OBJECTIVE:
Work out how many lines of the listing hold the string "makes". Answer with that number alone.

***** THE RECORDS

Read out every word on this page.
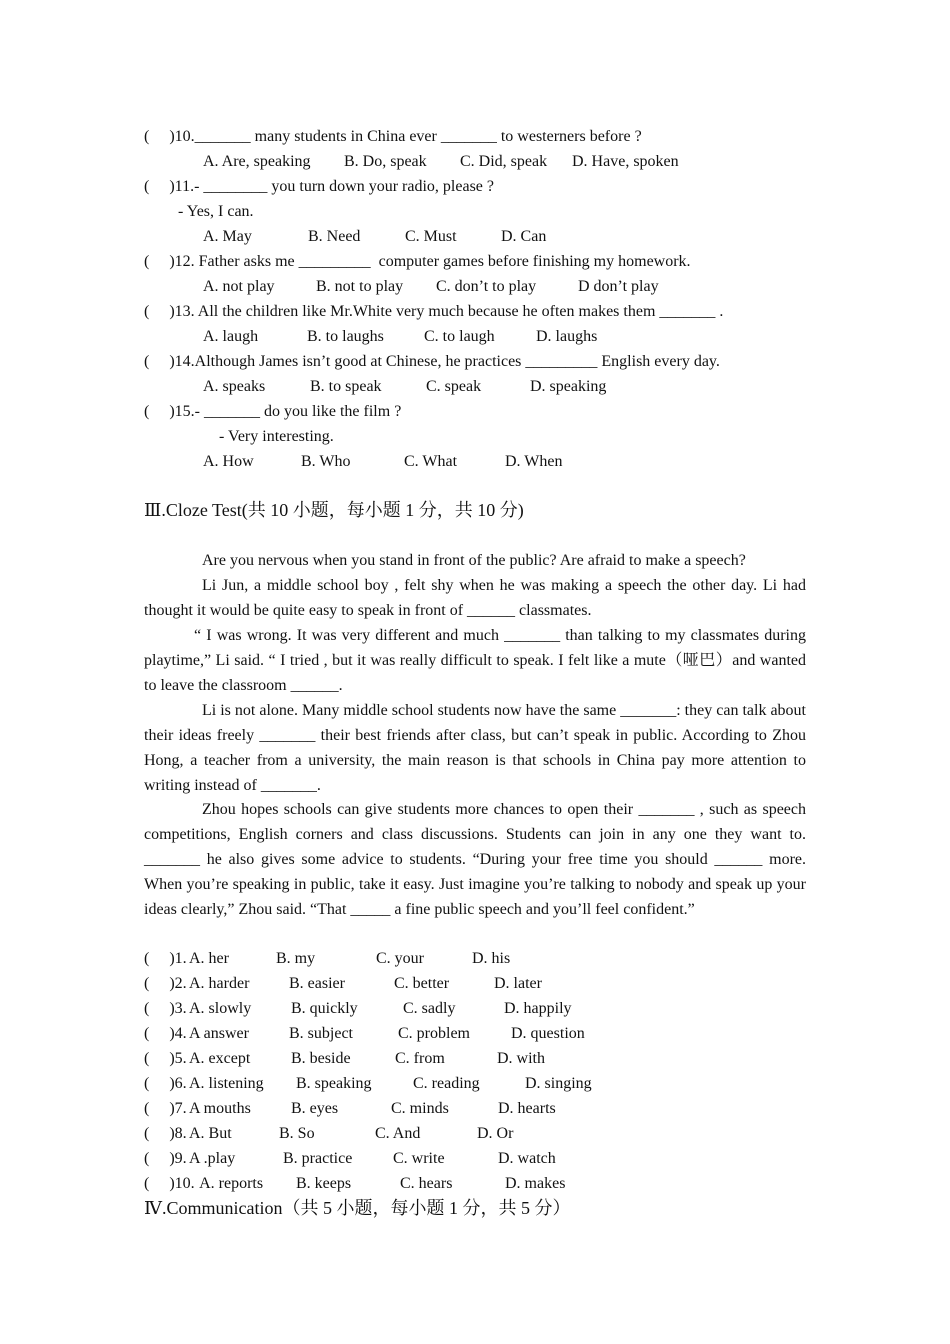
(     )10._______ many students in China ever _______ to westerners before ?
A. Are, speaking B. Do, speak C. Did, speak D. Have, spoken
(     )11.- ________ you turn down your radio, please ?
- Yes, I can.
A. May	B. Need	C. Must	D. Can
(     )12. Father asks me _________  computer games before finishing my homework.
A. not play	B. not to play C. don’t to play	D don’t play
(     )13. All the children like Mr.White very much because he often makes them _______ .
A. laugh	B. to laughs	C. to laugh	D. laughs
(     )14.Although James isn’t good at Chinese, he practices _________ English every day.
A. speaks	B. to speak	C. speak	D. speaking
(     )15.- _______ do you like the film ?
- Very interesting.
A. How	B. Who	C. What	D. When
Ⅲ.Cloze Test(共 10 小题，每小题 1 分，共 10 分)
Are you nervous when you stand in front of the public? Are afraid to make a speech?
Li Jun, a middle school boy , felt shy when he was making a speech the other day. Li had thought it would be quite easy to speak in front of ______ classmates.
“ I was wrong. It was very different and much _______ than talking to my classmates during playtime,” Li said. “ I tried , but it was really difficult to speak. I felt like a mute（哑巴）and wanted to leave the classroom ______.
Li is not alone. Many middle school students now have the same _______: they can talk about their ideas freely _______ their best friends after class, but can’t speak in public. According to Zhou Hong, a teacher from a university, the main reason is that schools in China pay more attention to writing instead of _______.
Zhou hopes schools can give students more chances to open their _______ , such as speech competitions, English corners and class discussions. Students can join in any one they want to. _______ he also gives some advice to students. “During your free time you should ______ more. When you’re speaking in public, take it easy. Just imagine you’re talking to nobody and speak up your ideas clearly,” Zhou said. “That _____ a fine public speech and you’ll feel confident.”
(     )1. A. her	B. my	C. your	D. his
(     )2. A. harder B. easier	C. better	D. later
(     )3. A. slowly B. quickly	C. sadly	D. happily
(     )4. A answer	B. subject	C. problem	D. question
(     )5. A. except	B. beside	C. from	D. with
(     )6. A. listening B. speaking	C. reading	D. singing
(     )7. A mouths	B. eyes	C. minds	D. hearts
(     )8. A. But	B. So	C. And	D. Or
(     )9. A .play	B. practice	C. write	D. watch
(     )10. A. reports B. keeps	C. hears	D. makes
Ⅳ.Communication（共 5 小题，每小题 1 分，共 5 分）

**********

TASK RESULT:
2